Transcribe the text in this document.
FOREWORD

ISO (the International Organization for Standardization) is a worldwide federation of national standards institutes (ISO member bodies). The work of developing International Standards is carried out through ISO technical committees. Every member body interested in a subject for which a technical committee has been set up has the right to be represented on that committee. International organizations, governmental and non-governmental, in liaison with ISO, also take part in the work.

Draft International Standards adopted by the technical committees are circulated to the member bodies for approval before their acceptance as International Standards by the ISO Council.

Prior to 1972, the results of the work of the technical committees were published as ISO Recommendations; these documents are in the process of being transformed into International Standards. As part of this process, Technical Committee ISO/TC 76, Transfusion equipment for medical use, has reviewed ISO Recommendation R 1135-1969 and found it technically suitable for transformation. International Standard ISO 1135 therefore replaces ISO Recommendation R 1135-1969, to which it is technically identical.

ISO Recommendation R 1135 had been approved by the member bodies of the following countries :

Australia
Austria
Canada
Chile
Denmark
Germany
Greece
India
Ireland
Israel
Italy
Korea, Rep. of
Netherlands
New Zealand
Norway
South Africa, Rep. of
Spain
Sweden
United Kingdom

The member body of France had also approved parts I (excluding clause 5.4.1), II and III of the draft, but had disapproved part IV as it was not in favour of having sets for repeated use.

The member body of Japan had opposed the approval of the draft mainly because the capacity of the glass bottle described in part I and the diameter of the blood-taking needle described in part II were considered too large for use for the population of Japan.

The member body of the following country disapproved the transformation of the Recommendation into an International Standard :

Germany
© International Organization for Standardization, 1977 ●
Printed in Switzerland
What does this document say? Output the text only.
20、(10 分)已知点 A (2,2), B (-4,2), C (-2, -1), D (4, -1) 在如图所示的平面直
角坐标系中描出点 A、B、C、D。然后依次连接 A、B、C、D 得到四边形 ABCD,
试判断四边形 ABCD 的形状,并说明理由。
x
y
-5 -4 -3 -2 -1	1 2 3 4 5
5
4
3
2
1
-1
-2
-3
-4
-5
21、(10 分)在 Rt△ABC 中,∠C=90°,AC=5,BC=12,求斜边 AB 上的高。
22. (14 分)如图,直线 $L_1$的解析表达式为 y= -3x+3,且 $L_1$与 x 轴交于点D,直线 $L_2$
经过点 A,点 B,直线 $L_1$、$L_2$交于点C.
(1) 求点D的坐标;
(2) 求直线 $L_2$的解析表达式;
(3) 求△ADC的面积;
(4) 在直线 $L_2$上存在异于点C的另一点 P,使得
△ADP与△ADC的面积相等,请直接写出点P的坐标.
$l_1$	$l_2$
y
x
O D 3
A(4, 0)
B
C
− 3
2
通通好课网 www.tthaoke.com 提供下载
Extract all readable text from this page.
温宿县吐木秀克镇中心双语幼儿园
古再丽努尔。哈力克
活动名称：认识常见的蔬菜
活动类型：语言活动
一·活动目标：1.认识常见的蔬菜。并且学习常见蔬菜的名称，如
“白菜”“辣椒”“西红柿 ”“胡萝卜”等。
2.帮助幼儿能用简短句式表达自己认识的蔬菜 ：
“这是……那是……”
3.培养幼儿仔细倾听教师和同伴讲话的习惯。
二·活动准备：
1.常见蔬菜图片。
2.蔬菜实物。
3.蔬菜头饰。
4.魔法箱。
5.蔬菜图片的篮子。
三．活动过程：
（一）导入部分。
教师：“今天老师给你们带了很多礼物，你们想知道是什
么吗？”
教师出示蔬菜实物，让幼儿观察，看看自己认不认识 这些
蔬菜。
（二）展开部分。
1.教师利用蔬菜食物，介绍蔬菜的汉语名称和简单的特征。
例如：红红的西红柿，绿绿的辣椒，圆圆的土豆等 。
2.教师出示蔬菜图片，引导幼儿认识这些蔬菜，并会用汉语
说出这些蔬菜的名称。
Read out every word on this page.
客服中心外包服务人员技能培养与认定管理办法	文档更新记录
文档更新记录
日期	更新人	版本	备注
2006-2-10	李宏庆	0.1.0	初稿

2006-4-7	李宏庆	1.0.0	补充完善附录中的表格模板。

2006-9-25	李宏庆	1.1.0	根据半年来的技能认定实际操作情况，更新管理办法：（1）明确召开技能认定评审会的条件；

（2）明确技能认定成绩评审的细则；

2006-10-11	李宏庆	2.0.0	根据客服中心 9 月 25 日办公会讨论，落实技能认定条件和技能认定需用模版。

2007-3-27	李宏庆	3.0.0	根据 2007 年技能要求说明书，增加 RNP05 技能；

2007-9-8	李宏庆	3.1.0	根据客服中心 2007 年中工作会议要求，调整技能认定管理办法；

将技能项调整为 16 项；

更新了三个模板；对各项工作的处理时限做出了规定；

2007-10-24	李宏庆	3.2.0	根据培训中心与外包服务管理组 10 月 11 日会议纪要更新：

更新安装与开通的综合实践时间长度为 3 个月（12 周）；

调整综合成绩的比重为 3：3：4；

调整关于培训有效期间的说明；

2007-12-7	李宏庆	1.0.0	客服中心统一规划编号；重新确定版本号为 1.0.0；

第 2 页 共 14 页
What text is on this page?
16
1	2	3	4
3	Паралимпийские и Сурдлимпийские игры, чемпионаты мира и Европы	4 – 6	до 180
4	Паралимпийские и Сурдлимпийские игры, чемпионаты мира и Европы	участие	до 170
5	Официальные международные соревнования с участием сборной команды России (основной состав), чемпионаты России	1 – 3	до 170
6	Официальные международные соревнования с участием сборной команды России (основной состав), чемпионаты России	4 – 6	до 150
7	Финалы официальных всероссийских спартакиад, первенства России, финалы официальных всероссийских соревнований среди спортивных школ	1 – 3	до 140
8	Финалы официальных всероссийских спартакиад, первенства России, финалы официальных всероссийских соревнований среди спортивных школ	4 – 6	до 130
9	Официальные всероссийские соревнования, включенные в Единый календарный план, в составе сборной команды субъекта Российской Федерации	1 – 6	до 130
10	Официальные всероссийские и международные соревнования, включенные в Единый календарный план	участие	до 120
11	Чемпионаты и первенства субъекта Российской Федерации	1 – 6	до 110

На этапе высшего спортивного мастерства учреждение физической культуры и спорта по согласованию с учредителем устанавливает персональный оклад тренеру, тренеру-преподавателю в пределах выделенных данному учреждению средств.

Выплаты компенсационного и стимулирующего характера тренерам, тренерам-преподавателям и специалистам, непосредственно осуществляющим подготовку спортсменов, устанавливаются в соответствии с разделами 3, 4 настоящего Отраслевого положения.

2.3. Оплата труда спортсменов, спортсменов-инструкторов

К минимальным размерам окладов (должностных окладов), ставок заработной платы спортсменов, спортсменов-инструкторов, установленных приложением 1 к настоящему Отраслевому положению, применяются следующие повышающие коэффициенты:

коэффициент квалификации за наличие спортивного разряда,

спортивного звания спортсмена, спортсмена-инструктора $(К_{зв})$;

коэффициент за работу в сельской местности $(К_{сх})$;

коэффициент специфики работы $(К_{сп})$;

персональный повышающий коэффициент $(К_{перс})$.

* AIM *
Find the lines above that contain the word "been" and collect them.

* FULL SOLUTION *
ISO (the International Organization for Standardization) is a worldwide federation of national standards institutes (ISO member bodies). The work of developing International Standards is carried out through ISO technical committees. Every member body interested in a subject for which a technical committee has been set up has the right to be represented on that committee. International organizations, governmental and non-governmental, in liaison with ISO, also take part in the work.
ISO Recommendation R 1135 had been approved by the member bodies of the following countries :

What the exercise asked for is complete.